> TASK TO COMPLETE: Using the listing below, copy every line that mentions "different".

> SUPPLIED MATERIAL:
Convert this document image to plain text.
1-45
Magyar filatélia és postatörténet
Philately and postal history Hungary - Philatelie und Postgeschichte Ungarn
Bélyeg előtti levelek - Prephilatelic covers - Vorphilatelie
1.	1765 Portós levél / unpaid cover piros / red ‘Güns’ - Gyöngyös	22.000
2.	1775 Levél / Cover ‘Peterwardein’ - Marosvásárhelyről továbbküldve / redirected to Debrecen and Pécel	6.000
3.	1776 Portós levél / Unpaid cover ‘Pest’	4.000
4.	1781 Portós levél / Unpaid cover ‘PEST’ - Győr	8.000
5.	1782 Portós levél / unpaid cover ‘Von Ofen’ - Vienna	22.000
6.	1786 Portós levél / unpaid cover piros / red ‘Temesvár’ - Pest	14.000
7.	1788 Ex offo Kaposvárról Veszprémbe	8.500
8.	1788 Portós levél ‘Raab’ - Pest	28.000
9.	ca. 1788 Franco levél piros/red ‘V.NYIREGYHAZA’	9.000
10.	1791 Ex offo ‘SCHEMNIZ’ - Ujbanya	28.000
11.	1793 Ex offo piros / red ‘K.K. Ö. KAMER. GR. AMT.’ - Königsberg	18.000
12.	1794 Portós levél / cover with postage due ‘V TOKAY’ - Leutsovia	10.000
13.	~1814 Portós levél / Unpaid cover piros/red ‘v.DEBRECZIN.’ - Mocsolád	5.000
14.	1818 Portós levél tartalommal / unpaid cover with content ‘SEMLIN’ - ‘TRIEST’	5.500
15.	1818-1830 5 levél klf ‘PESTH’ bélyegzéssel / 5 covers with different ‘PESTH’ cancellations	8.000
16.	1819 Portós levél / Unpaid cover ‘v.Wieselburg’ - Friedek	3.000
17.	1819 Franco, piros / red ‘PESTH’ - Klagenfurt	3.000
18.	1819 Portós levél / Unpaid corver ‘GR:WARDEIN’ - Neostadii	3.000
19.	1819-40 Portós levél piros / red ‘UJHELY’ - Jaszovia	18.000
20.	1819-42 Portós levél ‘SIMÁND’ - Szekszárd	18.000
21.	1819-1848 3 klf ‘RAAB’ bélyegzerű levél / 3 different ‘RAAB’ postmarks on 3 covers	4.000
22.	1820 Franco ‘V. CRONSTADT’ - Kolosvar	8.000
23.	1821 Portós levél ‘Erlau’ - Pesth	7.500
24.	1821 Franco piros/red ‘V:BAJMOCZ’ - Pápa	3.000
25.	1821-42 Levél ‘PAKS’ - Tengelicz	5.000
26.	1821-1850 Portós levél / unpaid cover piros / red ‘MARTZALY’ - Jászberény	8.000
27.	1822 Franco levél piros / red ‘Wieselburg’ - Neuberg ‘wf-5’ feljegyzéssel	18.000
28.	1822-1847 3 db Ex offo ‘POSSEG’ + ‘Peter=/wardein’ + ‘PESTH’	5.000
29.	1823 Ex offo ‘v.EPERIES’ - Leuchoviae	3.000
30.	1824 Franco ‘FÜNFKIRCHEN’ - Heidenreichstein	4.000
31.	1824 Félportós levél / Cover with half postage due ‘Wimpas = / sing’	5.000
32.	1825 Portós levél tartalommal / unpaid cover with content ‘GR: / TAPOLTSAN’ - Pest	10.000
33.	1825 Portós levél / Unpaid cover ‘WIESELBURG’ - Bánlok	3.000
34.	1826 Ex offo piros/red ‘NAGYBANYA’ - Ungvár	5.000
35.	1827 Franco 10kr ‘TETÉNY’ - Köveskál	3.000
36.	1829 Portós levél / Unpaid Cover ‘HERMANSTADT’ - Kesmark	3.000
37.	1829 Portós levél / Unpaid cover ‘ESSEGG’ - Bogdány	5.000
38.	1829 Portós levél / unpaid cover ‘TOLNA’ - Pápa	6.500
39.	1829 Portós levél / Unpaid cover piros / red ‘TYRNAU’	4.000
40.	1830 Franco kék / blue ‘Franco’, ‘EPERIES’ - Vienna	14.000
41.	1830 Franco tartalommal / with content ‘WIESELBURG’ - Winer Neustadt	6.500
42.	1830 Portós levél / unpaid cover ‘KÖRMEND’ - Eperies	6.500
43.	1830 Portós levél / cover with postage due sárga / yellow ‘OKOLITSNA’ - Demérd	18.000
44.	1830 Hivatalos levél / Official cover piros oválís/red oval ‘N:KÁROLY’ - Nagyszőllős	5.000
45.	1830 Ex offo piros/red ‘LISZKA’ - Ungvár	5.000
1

> CORRECT OUTPUT:
15.	1818-1830 5 levél klf ‘PESTH’ bélyegzéssel / 5 covers with different ‘PESTH’ cancellations	8.000
21.	1819-1848 3 klf ‘RAAB’ bélyegzerű levél / 3 different ‘RAAB’ postmarks on 3 covers	4.000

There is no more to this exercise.